### Problem statement:
Return all of the data exactly, with nothing left out but the pictures.

--- BEGIN ---

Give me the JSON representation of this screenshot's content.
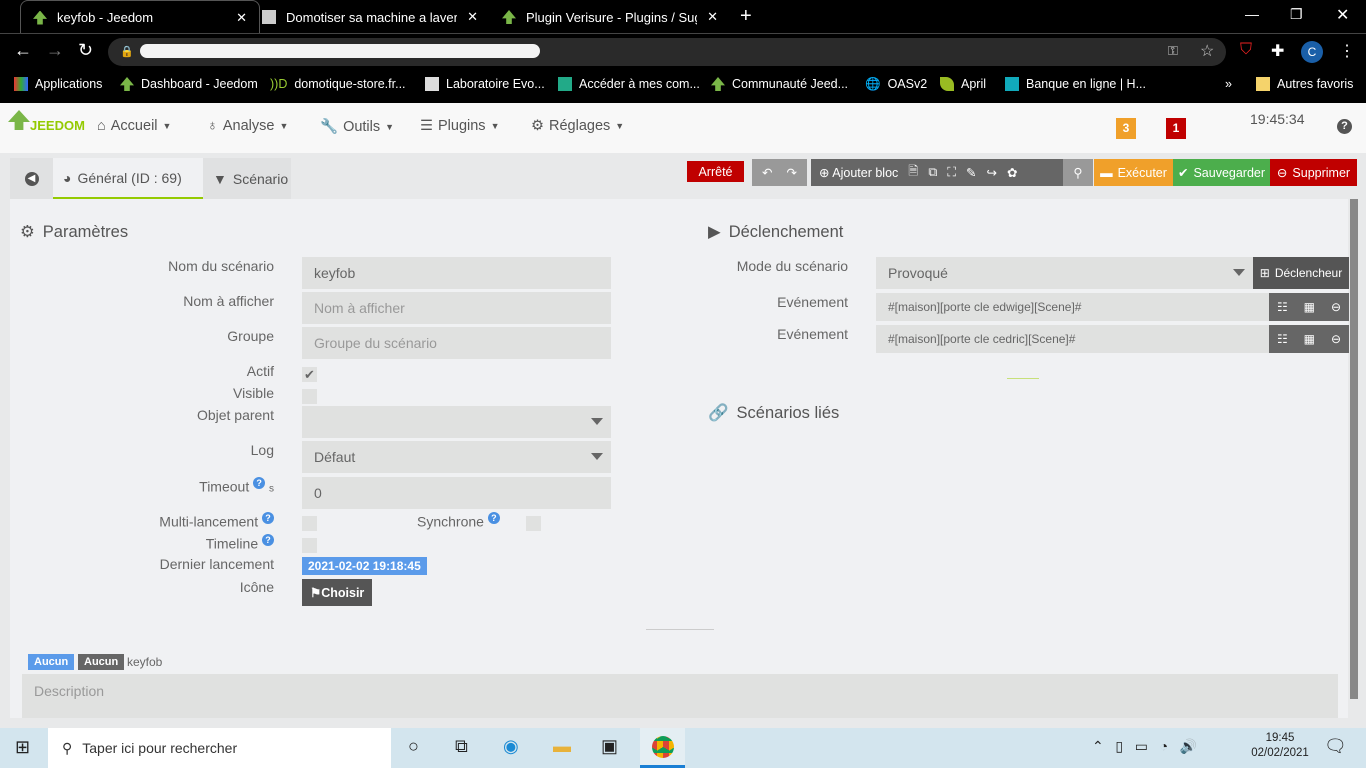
{
  "browser": {
    "tabs": [
      {
        "title": "keyfob - Jeedom"
      },
      {
        "title": "Domotiser sa machine a laver via"
      },
      {
        "title": "Plugin Verisure - Plugins / Sugge"
      }
    ],
    "bookmarks": [
      "Applications",
      "Dashboard - Jeedom",
      "domotique-store.fr...",
      "Laboratoire Evo...",
      "Accéder à mes com...",
      "Communauté Jeed...",
      "OASv2",
      "April",
      "Banque en ligne | H..."
    ],
    "more_bookmarks": "»",
    "other_bookmarks": "Autres favoris",
    "profile_initial": "C"
  },
  "navbar": {
    "logo": "JEEDOM",
    "menus": [
      "Accueil",
      "Analyse",
      "Outils",
      "Plugins",
      "Réglages"
    ],
    "badge_orange": "3",
    "badge_red": "1",
    "clock": "19:45:34",
    "colors": {
      "accent": "#94ca02",
      "orange": "#f0a02a",
      "red": "#c00000"
    }
  },
  "tabs": {
    "general": "Général (ID : 69)",
    "scenario": "Scénario"
  },
  "toolbar": {
    "state": "Arrêté",
    "add_block": "Ajouter bloc",
    "execute": "Exécuter",
    "save": "Sauvegarder",
    "delete": "Supprimer"
  },
  "params": {
    "title": "Paramètres",
    "name_label": "Nom du scénario",
    "name_value": "keyfob",
    "display_label": "Nom à afficher",
    "display_placeholder": "Nom à afficher",
    "group_label": "Groupe",
    "group_placeholder": "Groupe du scénario",
    "active_label": "Actif",
    "visible_label": "Visible",
    "parent_label": "Objet parent",
    "log_label": "Log",
    "log_value": "Défaut",
    "timeout_label": "Timeout",
    "timeout_unit": "s",
    "timeout_value": "0",
    "multi_label": "Multi-lancement",
    "sync_label": "Synchrone",
    "timeline_label": "Timeline",
    "last_label": "Dernier lancement",
    "last_value": "2021-02-02 19:18:45",
    "icon_label": "Icône",
    "choose": "Choisir"
  },
  "trigger": {
    "title": "Déclenchement",
    "mode_label": "Mode du scénario",
    "mode_value": "Provoqué",
    "add_trigger": "Déclencheur",
    "events": [
      {
        "label": "Evénement",
        "value": "#[maison][porte cle edwige][Scene]#"
      },
      {
        "label": "Evénement",
        "value": "#[maison][porte cle cedric][Scene]#"
      }
    ]
  },
  "linked": {
    "title": "Scénarios liés"
  },
  "footer": {
    "tag1": "Aucun",
    "tag2": "Aucun",
    "name": "keyfob",
    "description_placeholder": "Description"
  },
  "taskbar": {
    "search_placeholder": "Taper ici pour rechercher",
    "time": "19:45",
    "date": "02/02/2021"
  }
}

--- END ---

### Response for this exercise:
Give me the JSON representation of this screenshot's content.
{
  "browser": {
    "tabs": [
      {
        "title": "keyfob - Jeedom"
      },
      {
        "title": "Domotiser sa machine a laver via"
      },
      {
        "title": "Plugin Verisure - Plugins / Sugge"
      }
    ],
    "bookmarks": [
      "Applications",
      "Dashboard - Jeedom",
      "domotique-store.fr...",
      "Laboratoire Evo...",
      "Accéder à mes com...",
      "Communauté Jeed...",
      "OASv2",
      "April",
      "Banque en ligne | H..."
    ],
    "more_bookmarks": "»",
    "other_bookmarks": "Autres favoris",
    "profile_initial": "C"
  },
  "navbar": {
    "logo": "JEEDOM",
    "menus": [
      "Accueil",
      "Analyse",
      "Outils",
      "Plugins",
      "Réglages"
    ],
    "badge_orange": "3",
    "badge_red": "1",
    "clock": "19:45:34",
    "colors": {
      "accent": "#94ca02",
      "orange": "#f0a02a",
      "red": "#c00000"
    }
  },
  "tabs": {
    "general": "Général (ID : 69)",
    "scenario": "Scénario"
  },
  "toolbar": {
    "state": "Arrêté",
    "add_block": "Ajouter bloc",
    "execute": "Exécuter",
    "save": "Sauvegarder",
    "delete": "Supprimer"
  },
  "params": {
    "title": "Paramètres",
    "name_label": "Nom du scénario",
    "name_value": "keyfob",
    "display_label": "Nom à afficher",
    "display_placeholder": "Nom à afficher",
    "group_label": "Groupe",
    "group_placeholder": "Groupe du scénario",
    "active_label": "Actif",
    "visible_label": "Visible",
    "parent_label": "Objet parent",
    "log_label": "Log",
    "log_value": "Défaut",
    "timeout_label": "Timeout",
    "timeout_unit": "s",
    "timeout_value": "0",
    "multi_label": "Multi-lancement",
    "sync_label": "Synchrone",
    "timeline_label": "Timeline",
    "last_label": "Dernier lancement",
    "last_value": "2021-02-02 19:18:45",
    "icon_label": "Icône",
    "choose": "Choisir"
  },
  "trigger": {
    "title": "Déclenchement",
    "mode_label": "Mode du scénario",
    "mode_value": "Provoqué",
    "add_trigger": "Déclencheur",
    "events": [
      {
        "label": "Evénement",
        "value": "#[maison][porte cle edwige][Scene]#"
      },
      {
        "label": "Evénement",
        "value": "#[maison][porte cle cedric][Scene]#"
      }
    ]
  },
  "linked": {
    "title": "Scénarios liés"
  },
  "footer": {
    "tag1": "Aucun",
    "tag2": "Aucun",
    "name": "keyfob",
    "description_placeholder": "Description"
  },
  "taskbar": {
    "search_placeholder": "Taper ici pour rechercher",
    "time": "19:45",
    "date": "02/02/2021"
  }
}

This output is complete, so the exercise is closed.